** Given records **
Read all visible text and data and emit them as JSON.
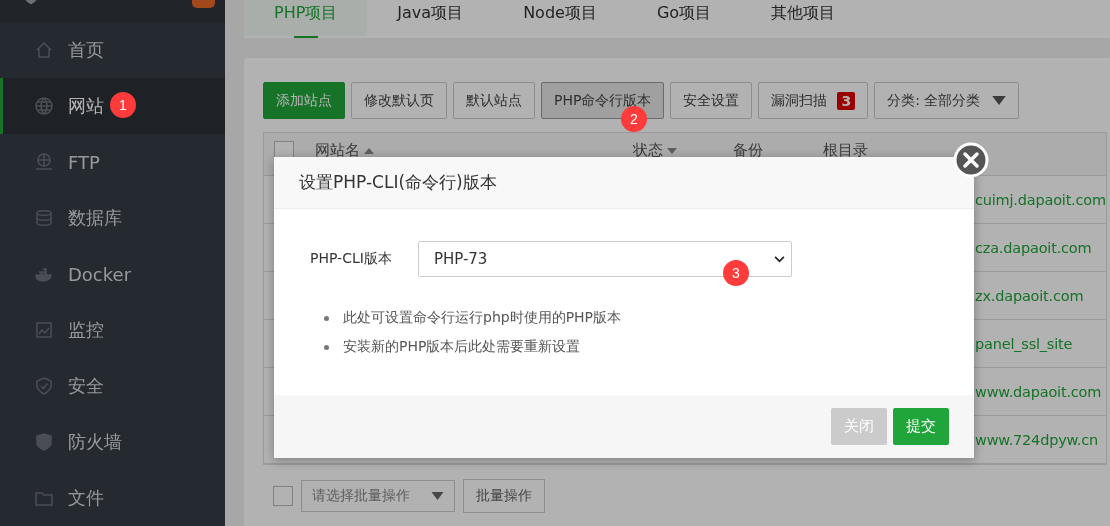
{
  "sidebar": {
    "items": [
      {
        "label": "首页",
        "selected": false
      },
      {
        "label": "网站",
        "selected": true
      },
      {
        "label": "FTP",
        "selected": false
      },
      {
        "label": "数据库",
        "selected": false
      },
      {
        "label": "Docker",
        "selected": false
      },
      {
        "label": "监控",
        "selected": false
      },
      {
        "label": "安全",
        "selected": false
      },
      {
        "label": "防火墙",
        "selected": false
      },
      {
        "label": "文件",
        "selected": false
      }
    ]
  },
  "tabs": [
    {
      "label": "PHP项目",
      "selected": true
    },
    {
      "label": "Java项目",
      "selected": false
    },
    {
      "label": "Node项目",
      "selected": false
    },
    {
      "label": "Go项目",
      "selected": false
    },
    {
      "label": "其他项目",
      "selected": false
    }
  ],
  "toolbar": [
    {
      "kind": "primary",
      "label": "添加站点",
      "selected": false
    },
    {
      "kind": "plain",
      "label": "修改默认页",
      "selected": false
    },
    {
      "kind": "plain",
      "label": "默认站点",
      "selected": false
    },
    {
      "kind": "plain",
      "label": "PHP命令行版本",
      "selected": true
    },
    {
      "kind": "plain",
      "label": "安全设置",
      "selected": false
    },
    {
      "kind": "badge",
      "label": "漏洞扫描",
      "badge": "3",
      "selected": false
    },
    {
      "kind": "dropdown",
      "label": "分类: 全部分类",
      "selected": false
    }
  ],
  "table": {
    "select_all_checked": false,
    "columns": [
      "网站名",
      "状态",
      "备份",
      "根目录"
    ],
    "rows": [
      "cuimj.dapaoit.com",
      "cza.dapaoit.com",
      "zx.dapaoit.com",
      "panel_ssl_site",
      "www.dapaoit.com",
      "www.724dpyw.cn"
    ]
  },
  "batch": {
    "checked": false,
    "placeholder": "请选择批量操作",
    "button": "批量操作"
  },
  "dialog": {
    "title": "设置PHP-CLI(命令行)版本",
    "field_label": "PHP-CLI版本",
    "value": "PHP-73",
    "notes": [
      "此处可设置命令行运行php时使用的PHP版本",
      "安装新的PHP版本后此处需要重新设置"
    ],
    "buttons": [
      {
        "label": "关闭",
        "kind": "cancel"
      },
      {
        "label": "提交",
        "kind": "submit"
      }
    ]
  },
  "markers": [
    "1",
    "2",
    "3"
  ]
}
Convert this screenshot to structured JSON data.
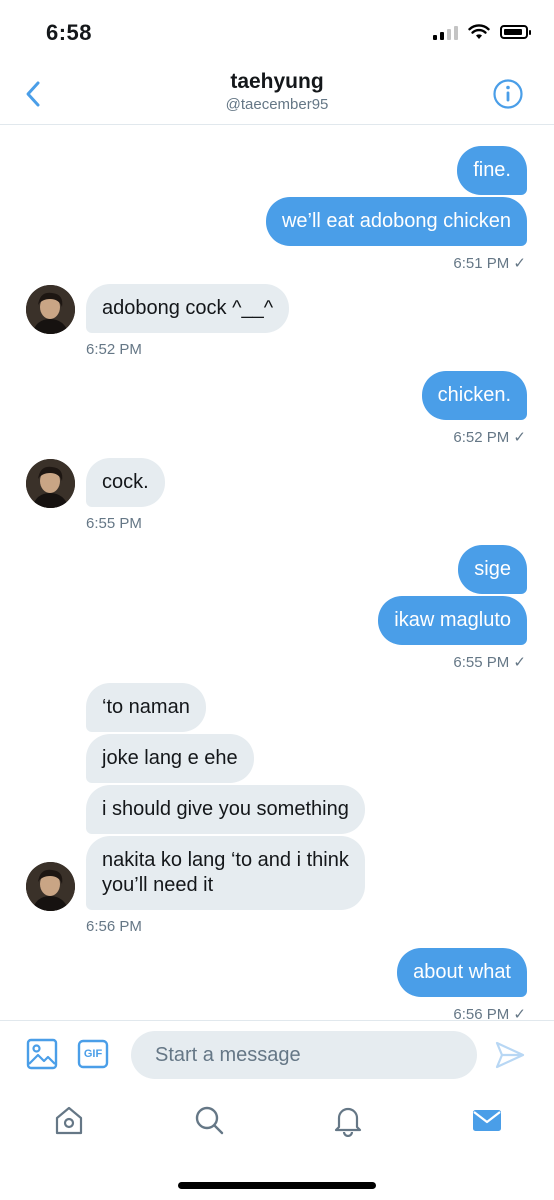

** Written task **
Make an exact copy of the records shown above, without the pictures.

** Output **
Read all visible text and data and emit them as JSON.
{
  "sidebar": {
    "items": [
      {
        "label": "首页",
        "selected": false
      },
      {
        "label": "网站",
        "selected": true
      },
      {
        "label": "FTP",
        "selected": false
      },
      {
        "label": "数据库",
        "selected": false
      },
      {
        "label": "Docker",
        "selected": false
      },
      {
        "label": "监控",
        "selected": false
      },
      {
        "label": "安全",
        "selected": false
      },
      {
        "label": "防火墙",
        "selected": false
      },
      {
        "label": "文件",
        "selected": false
      }
    ]
  },
  "tabs": [
    {
      "label": "PHP项目",
      "selected": true
    },
    {
      "label": "Java项目",
      "selected": false
    },
    {
      "label": "Node项目",
      "selected": false
    },
    {
      "label": "Go项目",
      "selected": false
    },
    {
      "label": "其他项目",
      "selected": false
    }
  ],
  "toolbar": [
    {
      "kind": "primary",
      "label": "添加站点",
      "selected": false
    },
    {
      "kind": "plain",
      "label": "修改默认页",
      "selected": false
    },
    {
      "kind": "plain",
      "label": "默认站点",
      "selected": false
    },
    {
      "kind": "plain",
      "label": "PHP命令行版本",
      "selected": true
    },
    {
      "kind": "plain",
      "label": "安全设置",
      "selected": false
    },
    {
      "kind": "badge",
      "label": "漏洞扫描",
      "badge": "3",
      "selected": false
    },
    {
      "kind": "dropdown",
      "label": "分类: 全部分类",
      "selected": false
    }
  ],
  "table": {
    "select_all_checked": false,
    "columns": [
      "网站名",
      "状态",
      "备份",
      "根目录"
    ],
    "rows": [
      "cuimj.dapaoit.com",
      "cza.dapaoit.com",
      "zx.dapaoit.com",
      "panel_ssl_site",
      "www.dapaoit.com",
      "www.724dpyw.cn"
    ]
  },
  "batch": {
    "checked": false,
    "placeholder": "请选择批量操作",
    "button": "批量操作"
  },
  "dialog": {
    "title": "设置PHP-CLI(命令行)版本",
    "field_label": "PHP-CLI版本",
    "value": "PHP-73",
    "notes": [
      "此处可设置命令行运行php时使用的PHP版本",
      "安装新的PHP版本后此处需要重新设置"
    ],
    "buttons": [
      {
        "label": "关闭",
        "kind": "cancel"
      },
      {
        "label": "提交",
        "kind": "submit"
      }
    ]
  },
  "markers": [
    "1",
    "2",
    "3"
  ]
}
Convert this screenshot to structured JSON data.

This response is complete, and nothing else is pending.